[Task objective]: The output should consist solely of the line containing "Serialize everything readable" and the lines that follow it through the end of the data below.

[Saved entries]
______

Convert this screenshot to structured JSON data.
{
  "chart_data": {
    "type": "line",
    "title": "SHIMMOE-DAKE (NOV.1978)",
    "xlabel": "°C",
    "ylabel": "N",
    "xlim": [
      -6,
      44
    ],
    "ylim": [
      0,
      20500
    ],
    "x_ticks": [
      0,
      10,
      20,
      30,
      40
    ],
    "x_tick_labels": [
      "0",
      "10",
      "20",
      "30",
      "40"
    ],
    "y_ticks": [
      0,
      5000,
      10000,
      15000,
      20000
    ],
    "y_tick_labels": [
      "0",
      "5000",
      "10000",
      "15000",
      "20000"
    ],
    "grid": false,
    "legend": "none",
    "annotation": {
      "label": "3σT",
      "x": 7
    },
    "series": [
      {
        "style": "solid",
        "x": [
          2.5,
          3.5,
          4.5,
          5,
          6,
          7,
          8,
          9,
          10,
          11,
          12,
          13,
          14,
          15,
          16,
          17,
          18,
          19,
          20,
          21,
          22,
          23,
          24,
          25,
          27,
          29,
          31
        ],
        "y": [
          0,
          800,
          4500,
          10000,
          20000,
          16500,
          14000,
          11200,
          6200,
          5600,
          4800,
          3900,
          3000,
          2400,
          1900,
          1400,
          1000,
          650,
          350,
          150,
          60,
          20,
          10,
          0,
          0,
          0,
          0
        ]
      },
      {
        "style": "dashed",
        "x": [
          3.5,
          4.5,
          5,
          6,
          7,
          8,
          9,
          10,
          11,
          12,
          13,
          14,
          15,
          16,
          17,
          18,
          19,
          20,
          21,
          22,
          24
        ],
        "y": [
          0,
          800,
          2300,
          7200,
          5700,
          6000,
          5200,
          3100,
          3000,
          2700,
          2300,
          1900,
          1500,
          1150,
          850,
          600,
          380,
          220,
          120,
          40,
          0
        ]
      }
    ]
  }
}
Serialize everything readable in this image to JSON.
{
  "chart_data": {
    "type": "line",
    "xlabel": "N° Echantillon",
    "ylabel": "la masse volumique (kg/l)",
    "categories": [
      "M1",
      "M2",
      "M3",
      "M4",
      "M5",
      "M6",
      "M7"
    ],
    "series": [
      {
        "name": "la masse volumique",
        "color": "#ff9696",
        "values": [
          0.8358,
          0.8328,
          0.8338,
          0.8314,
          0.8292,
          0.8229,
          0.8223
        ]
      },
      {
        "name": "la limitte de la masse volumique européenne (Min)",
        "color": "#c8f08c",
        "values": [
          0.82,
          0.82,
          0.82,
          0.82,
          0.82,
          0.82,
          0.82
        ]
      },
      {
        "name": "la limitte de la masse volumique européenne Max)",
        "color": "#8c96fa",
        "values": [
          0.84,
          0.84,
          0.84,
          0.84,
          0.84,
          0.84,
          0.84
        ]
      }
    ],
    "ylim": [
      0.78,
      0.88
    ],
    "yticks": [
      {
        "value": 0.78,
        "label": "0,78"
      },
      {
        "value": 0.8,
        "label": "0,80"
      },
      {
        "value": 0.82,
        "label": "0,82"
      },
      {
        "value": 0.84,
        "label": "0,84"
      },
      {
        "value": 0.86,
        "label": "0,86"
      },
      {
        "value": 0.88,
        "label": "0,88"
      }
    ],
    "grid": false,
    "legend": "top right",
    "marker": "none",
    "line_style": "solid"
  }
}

______

[Written solution]:
Serialize everything readable in this image to JSON.
{
  "chart_data": {
    "type": "line",
    "xlabel": "N° Echantillon",
    "ylabel": "la masse volumique (kg/l)",
    "categories": [
      "M1",
      "M2",
      "M3",
      "M4",
      "M5",
      "M6",
      "M7"
    ],
    "series": [
      {
        "name": "la masse volumique",
        "color": "#ff9696",
        "values": [
          0.8358,
          0.8328,
          0.8338,
          0.8314,
          0.8292,
          0.8229,
          0.8223
        ]
      },
      {
        "name": "la limitte de la masse volumique européenne (Min)",
        "color": "#c8f08c",
        "values": [
          0.82,
          0.82,
          0.82,
          0.82,
          0.82,
          0.82,
          0.82
        ]
      },
      {
        "name": "la limitte de la masse volumique européenne Max)",
        "color": "#8c96fa",
        "values": [
          0.84,
          0.84,
          0.84,
          0.84,
          0.84,
          0.84,
          0.84
        ]
      }
    ],
    "ylim": [
      0.78,
      0.88
    ],
    "yticks": [
      {
        "value": 0.78,
        "label": "0,78"
      },
      {
        "value": 0.8,
        "label": "0,80"
      },
      {
        "value": 0.82,
        "label": "0,82"
      },
      {
        "value": 0.84,
        "label": "0,84"
      },
      {
        "value": 0.86,
        "label": "0,86"
      },
      {
        "value": 0.88,
        "label": "0,88"
      }
    ],
    "grid": false,
    "legend": "top right",
    "marker": "none",
    "line_style": "solid"
  }
}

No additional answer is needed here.